*Objective*
Copy out each line of the material in which the word "this" appears.

--- Start of Supplied information ---

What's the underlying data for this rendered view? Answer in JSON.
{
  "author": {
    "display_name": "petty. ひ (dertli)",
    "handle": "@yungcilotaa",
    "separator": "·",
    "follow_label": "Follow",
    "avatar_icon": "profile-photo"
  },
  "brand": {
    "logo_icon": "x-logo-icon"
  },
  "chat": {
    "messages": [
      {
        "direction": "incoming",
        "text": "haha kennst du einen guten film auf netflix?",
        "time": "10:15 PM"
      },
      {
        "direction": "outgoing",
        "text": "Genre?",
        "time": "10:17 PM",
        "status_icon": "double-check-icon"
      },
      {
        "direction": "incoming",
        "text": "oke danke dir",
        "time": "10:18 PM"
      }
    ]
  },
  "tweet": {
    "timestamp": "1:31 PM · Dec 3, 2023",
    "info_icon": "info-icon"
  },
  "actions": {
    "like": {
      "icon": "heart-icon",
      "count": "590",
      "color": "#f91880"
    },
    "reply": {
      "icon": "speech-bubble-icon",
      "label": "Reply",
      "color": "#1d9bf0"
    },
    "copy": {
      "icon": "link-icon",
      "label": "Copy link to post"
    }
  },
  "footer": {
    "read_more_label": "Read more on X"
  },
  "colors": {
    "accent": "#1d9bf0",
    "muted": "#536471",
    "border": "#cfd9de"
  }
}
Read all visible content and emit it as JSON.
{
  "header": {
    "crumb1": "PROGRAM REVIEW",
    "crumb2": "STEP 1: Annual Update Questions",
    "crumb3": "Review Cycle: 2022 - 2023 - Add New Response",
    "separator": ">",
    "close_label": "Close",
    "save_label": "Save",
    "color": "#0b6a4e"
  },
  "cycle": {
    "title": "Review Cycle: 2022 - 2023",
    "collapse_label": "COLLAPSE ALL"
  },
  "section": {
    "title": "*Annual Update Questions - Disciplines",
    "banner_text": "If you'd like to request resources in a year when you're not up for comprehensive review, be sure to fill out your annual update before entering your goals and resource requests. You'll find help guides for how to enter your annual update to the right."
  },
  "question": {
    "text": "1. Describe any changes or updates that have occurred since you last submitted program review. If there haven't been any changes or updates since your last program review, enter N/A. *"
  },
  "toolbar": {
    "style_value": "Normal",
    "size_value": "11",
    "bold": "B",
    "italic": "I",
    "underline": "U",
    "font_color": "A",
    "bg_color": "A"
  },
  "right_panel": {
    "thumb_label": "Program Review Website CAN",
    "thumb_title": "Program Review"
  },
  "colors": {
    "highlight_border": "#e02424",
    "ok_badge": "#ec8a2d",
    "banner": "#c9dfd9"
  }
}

--- End of Supplied information ---
--- Start of Supplied information ---

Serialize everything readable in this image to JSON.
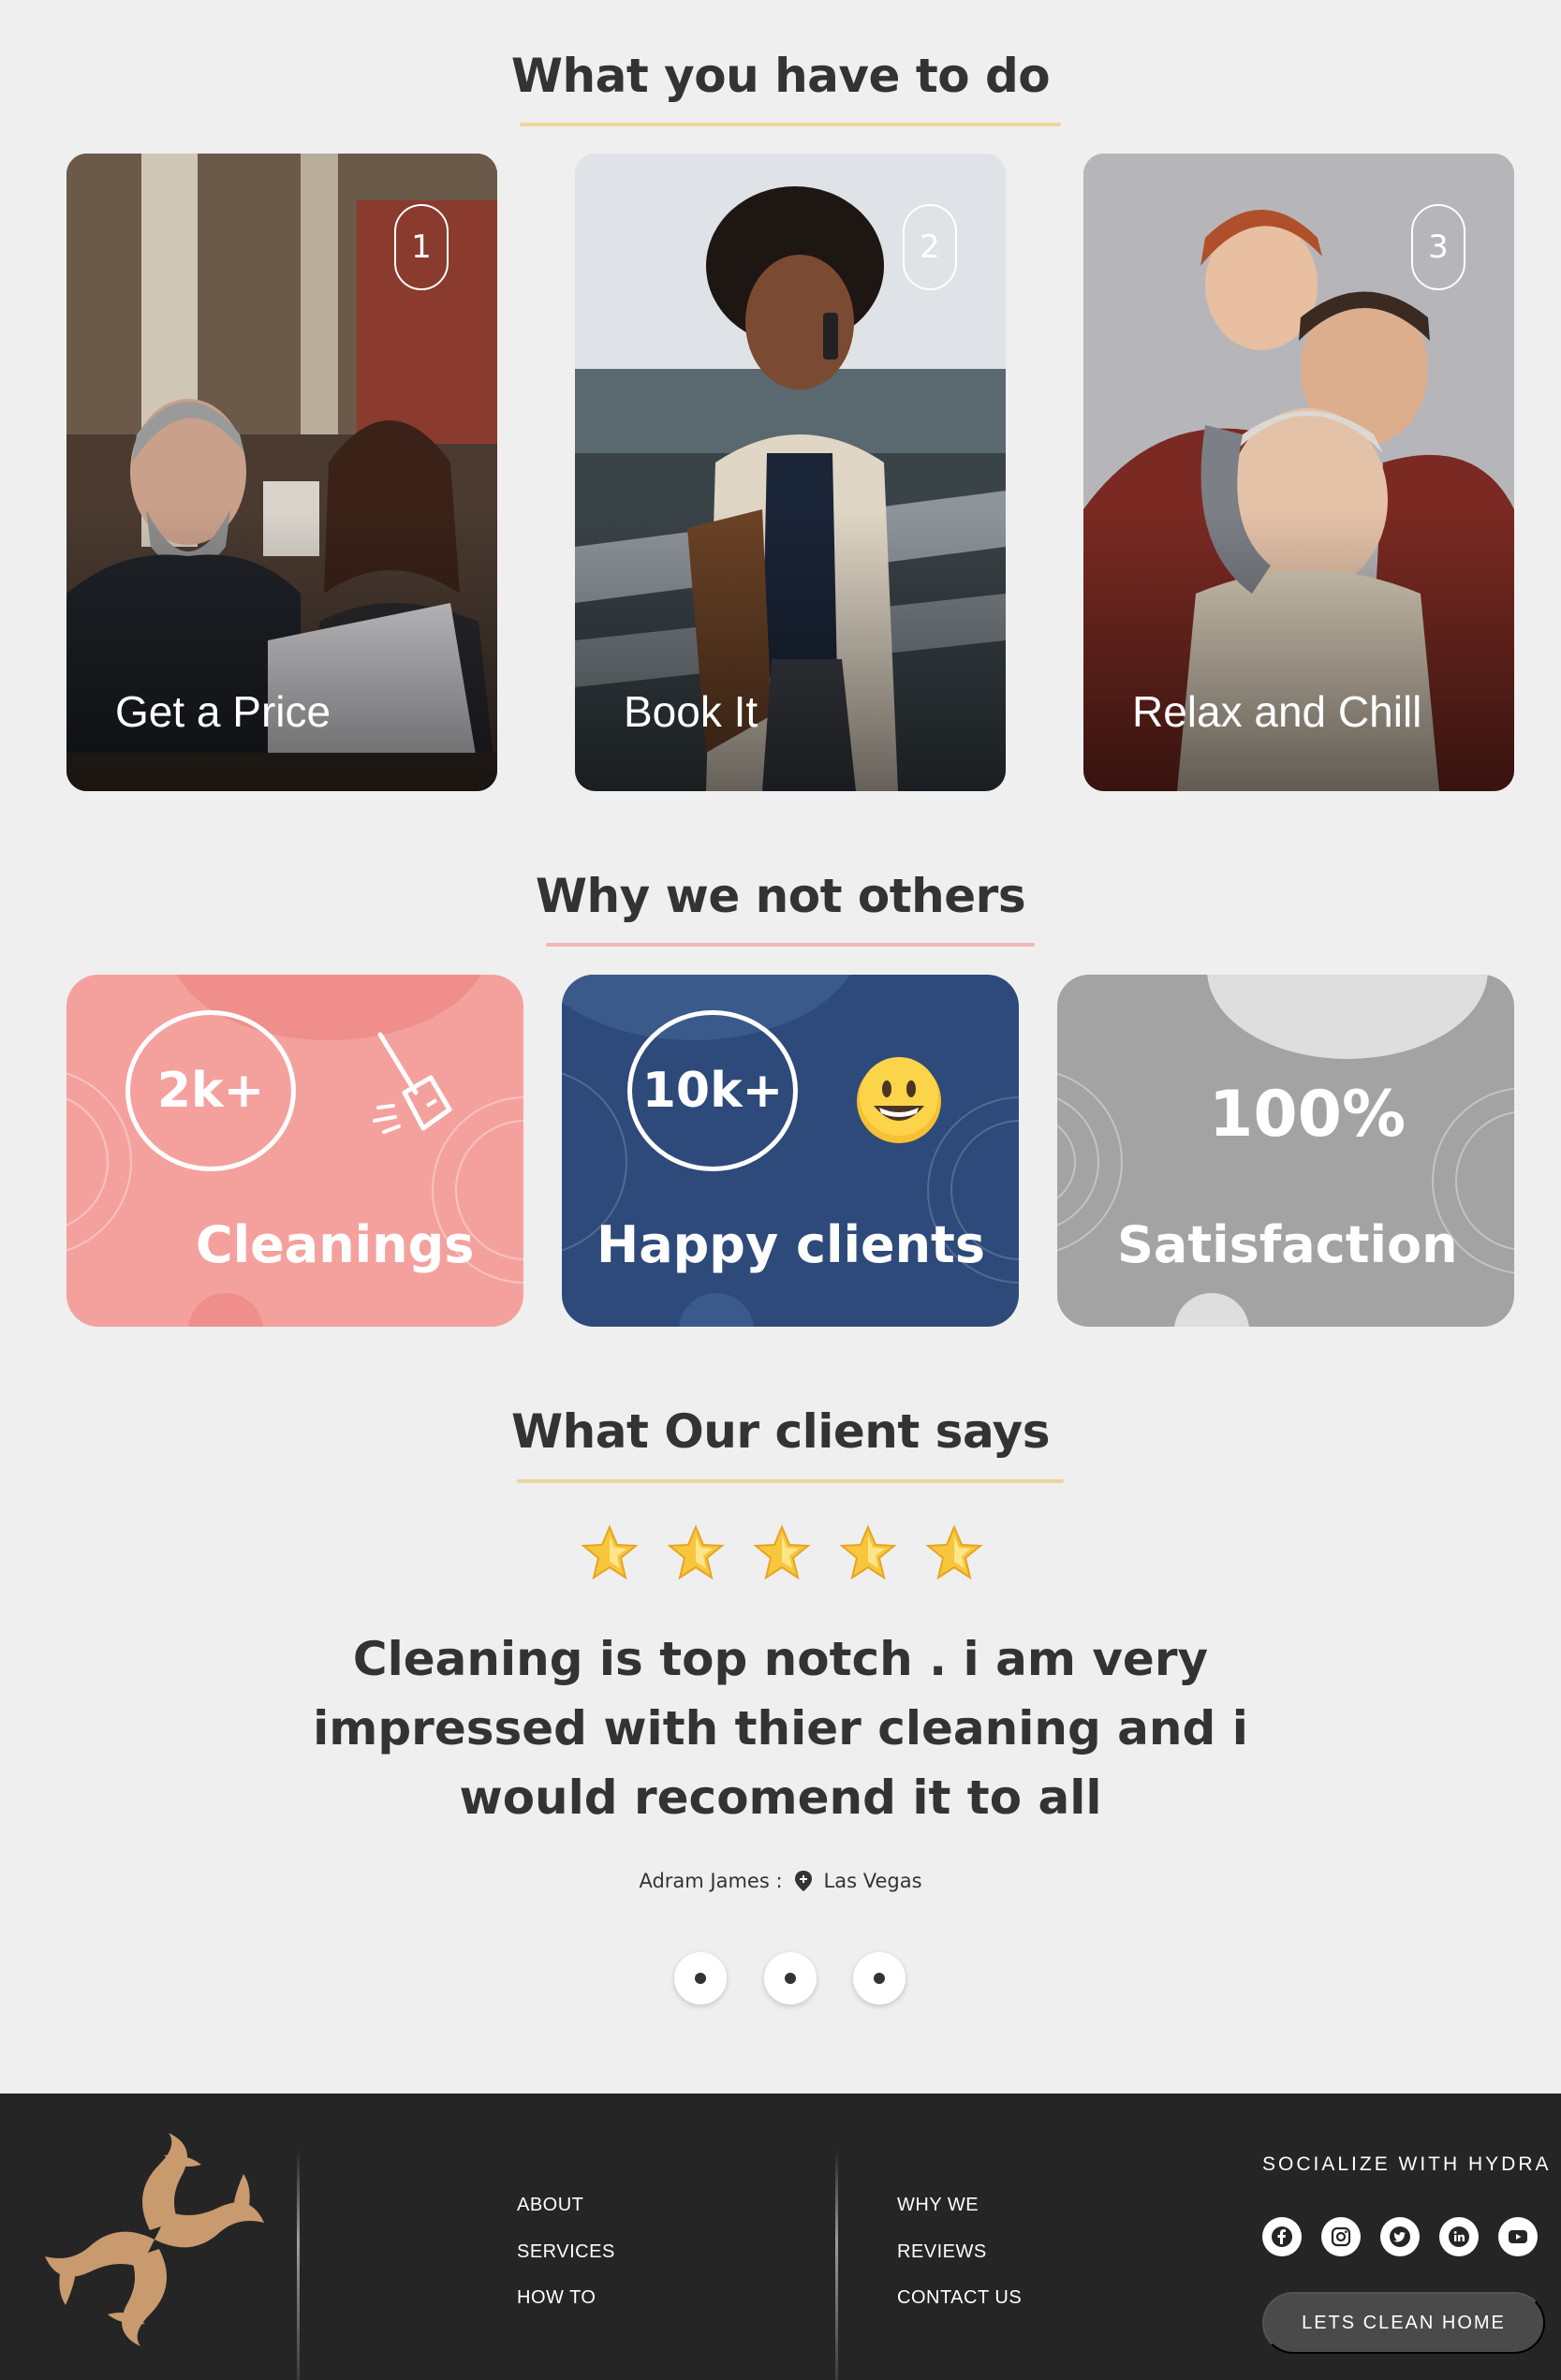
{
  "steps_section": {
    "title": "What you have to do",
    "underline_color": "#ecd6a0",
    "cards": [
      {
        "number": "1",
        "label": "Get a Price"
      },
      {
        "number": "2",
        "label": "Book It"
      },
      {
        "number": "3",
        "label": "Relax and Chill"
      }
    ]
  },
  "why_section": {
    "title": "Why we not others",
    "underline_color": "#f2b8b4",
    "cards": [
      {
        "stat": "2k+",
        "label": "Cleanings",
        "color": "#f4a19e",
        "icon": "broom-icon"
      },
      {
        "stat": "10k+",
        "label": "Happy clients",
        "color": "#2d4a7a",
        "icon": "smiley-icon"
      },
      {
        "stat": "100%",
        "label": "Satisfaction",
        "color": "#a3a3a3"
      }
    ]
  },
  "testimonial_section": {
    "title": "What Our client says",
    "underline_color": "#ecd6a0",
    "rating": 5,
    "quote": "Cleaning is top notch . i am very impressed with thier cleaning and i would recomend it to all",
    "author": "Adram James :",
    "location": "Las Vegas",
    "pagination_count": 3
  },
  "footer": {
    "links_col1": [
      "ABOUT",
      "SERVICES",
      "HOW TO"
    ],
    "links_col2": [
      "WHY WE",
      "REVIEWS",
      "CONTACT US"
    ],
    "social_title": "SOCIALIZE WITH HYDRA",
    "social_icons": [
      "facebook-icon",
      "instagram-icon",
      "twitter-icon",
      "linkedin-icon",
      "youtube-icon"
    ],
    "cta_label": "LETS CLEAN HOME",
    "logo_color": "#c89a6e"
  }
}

--- End of Supplied information ---

*Task response*
What's the underlying data for this rendered view? Answer in JSON.
Serialize everything readable in this image to JSON.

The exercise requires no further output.